Dataset rows:

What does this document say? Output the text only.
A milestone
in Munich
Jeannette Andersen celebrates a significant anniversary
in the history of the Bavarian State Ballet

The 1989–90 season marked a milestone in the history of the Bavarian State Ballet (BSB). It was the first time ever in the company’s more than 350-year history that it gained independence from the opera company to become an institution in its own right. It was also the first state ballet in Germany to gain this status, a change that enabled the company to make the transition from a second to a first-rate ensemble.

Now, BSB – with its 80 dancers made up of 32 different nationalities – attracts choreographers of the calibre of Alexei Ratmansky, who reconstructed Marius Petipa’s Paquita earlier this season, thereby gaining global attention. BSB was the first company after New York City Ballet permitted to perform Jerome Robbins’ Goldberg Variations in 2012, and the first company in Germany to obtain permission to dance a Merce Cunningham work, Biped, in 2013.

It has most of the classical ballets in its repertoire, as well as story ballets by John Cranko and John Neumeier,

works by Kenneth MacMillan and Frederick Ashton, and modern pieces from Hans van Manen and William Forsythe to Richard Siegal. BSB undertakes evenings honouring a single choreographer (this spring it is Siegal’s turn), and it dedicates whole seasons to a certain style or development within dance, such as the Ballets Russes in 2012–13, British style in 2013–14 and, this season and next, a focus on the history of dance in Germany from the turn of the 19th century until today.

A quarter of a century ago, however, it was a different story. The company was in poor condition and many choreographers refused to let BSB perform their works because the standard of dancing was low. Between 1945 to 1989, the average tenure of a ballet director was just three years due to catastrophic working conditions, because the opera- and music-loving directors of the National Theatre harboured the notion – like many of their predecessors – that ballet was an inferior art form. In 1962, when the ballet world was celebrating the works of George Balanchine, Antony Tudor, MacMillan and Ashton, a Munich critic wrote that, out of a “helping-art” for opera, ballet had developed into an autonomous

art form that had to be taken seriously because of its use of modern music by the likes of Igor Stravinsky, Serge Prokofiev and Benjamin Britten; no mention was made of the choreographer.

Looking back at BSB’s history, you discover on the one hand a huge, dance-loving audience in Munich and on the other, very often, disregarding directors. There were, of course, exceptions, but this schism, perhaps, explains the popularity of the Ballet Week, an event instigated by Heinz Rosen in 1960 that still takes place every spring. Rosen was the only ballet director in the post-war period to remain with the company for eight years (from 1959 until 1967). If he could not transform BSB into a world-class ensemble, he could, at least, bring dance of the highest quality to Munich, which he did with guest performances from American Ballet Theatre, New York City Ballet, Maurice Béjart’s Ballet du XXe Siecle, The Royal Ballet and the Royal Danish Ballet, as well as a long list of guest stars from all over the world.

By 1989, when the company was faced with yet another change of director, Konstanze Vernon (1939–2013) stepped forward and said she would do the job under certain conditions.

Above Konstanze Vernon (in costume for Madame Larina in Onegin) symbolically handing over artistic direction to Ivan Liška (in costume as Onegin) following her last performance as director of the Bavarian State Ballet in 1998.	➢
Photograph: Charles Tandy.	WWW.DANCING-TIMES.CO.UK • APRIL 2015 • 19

Requirement =
Pull every line containing the word "modern" out of the material.

Full answer =
works by Kenneth MacMillan and Frederick Ashton, and modern pieces from Hans van Manen and William Forsythe to Richard Siegal. BSB undertakes evenings honouring a single choreographer (this spring it is Siegal’s turn), and it dedicates whole seasons to a certain style or development within dance, such as the Ballets Russes in 2012–13, British style in 2013–14 and, this season and next, a focus on the history of dance in Germany from the turn of the 19th century until today.
art form that had to be taken seriously because of its use of modern music by the likes of Igor Stravinsky, Serge Prokofiev and Benjamin Britten; no mention was made of the choreographer.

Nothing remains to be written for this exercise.